# Required tasks:
**A)** According to the Tan Boon Wah biography, in what year was he called to the bar?
**B)** Render this sentence from the Tan Boon Wah biography into French: "Tan took a break from songwriting to concentrate on his legal career in 2005, before resuming songwriting after his career was established."
**C)** Carry on the Tan Boon Wah biography from the point at which it ends.

= Tan Boon Wah =

Singaporean singer-songwriter

Tan Boon Wah (born 21 October; 陈文华 (陳文華, Chén Wénhuá)) is a Singaporean songwriter. He is also a practicing real estate lawyer.

== Early life and education ==
Tan Boon Wah studied at The Chinese High School between 1988 and 1991 for his secondary school education, and subsequently at Hwa Chong Junior College between 1992 and 1993 for his pre-university education. He studied law in National University of Singapore, and was called to the bar in 2001.

== Career ==

=== Legal career ===
Since graduating from NUS, Tan Boon Wah has been working at Allen & Gledhill, a Singapore law firm, and is a real estate lawyer and a partner at the firm.

=== Songwriting ===
Tan started writing songs during his undergraduate days, with his first song Don't Wish To Let You Know (不想讓你知道) sang by Where Chou in 1999. The song was also Chou's debut song. Its EP was 50,000 copies when it was released. The song was shortlisted by China Music Awards as one of the top performing songs in 1999. Over the years, he cooperated with singers like Stefanie Sun, Stella Chang, A-Mei, Elva Hsiao, Andy Lau, and Tiger Huang. The songs he’s written included Tanya Chua’s Starting Point (原點), Stefanie Sun’s Love Dictionary (愛情字典), Jolin Tsai’s The Choice I Want (我要的選擇), and A-Mei’s A Brighter Future (海闊天空).

Tan took a break from songwriting to concentrate on his legal career in 2005, before resuming songwriting after his career was established. He subsequently started writing songs in his free time, with the earnings from his legal career providing him a stable income.

Stored items:
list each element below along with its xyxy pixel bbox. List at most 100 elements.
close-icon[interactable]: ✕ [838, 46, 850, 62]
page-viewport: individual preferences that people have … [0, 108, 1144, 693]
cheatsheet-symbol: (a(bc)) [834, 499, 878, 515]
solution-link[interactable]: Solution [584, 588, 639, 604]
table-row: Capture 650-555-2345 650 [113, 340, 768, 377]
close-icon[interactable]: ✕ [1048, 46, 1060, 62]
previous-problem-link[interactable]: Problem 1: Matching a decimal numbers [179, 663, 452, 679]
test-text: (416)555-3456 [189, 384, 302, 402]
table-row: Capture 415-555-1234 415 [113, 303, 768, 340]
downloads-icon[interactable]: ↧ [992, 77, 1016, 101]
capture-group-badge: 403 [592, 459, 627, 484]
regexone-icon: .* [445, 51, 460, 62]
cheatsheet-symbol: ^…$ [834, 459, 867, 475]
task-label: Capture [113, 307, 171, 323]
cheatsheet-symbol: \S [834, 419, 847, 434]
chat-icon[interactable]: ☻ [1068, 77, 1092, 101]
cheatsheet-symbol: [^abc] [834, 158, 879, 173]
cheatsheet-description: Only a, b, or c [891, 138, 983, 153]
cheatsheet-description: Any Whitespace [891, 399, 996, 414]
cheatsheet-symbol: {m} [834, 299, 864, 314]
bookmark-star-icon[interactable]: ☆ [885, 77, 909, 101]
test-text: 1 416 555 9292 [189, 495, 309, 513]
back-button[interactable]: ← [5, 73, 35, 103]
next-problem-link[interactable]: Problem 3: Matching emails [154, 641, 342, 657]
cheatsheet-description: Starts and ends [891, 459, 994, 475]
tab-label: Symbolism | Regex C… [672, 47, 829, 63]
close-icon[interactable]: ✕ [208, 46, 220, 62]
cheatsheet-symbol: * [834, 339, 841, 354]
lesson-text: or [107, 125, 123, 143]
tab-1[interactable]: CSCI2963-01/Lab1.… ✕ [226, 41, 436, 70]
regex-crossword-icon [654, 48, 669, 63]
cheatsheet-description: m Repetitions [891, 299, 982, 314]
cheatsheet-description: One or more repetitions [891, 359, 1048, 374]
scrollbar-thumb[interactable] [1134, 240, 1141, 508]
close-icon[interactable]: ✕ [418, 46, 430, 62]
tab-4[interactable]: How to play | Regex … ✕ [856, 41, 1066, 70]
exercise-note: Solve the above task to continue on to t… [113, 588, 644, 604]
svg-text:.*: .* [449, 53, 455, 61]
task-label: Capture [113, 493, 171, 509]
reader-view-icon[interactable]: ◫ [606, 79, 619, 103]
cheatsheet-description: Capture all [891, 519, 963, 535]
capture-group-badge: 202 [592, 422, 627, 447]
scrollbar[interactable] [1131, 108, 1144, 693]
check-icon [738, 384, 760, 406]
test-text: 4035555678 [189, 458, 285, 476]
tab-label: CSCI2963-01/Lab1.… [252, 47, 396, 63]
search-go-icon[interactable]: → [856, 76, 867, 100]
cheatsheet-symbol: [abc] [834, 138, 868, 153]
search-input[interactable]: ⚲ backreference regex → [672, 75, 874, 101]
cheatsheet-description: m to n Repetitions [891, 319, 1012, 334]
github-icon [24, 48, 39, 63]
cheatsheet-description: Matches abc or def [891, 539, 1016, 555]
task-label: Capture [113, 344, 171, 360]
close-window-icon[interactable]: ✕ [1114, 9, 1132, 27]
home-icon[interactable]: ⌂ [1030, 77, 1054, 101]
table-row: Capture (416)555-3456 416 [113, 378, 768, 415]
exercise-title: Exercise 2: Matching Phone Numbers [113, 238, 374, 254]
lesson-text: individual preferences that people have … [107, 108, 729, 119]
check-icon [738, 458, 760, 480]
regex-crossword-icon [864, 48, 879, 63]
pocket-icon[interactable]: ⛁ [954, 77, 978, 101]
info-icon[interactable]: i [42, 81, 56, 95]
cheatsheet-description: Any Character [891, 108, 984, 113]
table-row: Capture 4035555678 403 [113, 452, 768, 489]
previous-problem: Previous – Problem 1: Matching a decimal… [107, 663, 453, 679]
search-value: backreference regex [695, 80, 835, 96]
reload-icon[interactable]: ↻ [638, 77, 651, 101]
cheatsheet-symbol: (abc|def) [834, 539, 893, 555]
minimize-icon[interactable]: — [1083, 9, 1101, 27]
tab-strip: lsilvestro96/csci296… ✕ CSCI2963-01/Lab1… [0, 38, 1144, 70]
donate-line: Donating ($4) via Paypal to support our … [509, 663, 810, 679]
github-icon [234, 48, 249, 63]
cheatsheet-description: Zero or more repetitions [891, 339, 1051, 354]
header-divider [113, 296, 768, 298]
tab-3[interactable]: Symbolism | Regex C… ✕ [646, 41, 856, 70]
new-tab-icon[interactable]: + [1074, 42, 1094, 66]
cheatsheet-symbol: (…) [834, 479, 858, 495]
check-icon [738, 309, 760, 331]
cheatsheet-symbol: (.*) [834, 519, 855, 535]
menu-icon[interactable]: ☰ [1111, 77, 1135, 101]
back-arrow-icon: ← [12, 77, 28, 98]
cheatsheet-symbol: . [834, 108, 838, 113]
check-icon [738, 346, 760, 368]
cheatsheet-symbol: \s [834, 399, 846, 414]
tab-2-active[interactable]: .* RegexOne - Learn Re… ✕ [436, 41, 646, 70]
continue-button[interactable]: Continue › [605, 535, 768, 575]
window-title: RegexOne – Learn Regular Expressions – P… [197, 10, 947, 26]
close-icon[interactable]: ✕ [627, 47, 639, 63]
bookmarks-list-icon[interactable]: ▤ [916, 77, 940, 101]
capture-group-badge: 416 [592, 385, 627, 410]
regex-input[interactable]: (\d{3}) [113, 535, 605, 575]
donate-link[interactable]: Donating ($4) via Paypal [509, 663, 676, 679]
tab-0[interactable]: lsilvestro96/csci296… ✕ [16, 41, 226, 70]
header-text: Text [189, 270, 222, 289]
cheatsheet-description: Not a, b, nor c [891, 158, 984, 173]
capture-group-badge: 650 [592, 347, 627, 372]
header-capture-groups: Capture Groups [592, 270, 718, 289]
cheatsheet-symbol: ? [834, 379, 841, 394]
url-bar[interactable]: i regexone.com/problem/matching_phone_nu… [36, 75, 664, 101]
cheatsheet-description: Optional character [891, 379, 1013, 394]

# Answers to the problems:
**A)** 2001

**B)** Tan a interrompu l'écriture de chansons en 2005 pour se consacrer à sa carrière juridique, avant de la reprendre une fois sa carrière établie.

**C)**
In 2020, Tan co-wrote the theme song Your Name Engraved Herein (刻在我心底的名字) for the movie of the same name (in English, its Chinese title 刻在你心底的名字). The movie box office exceeded more than 100 million NT dollars in Taiwan, and the theme song won the first place in various major charts. The song’s music video hit more than 7.5 million views on YouTube in two months. The song also won the “Best Original Song” in the 57th Golden Horse Awards and the “Song of the Year” in the 32nd Golden Melody Awards. It has been covered by singers such as Fish Leung, Waa Wei, and Weibird. The song, however, has been accused of plagiarism. The three co-writers and Warner Chappell Music together issued a statement through their lawyers denying the allegations.

=== Singer ===
In 2021, Tan released his first single Everlasting (長長久久), which he completed during his quarantine at the hotel for the trip to Taipei to attend the Golden Horse Awards Ceremony in 2020.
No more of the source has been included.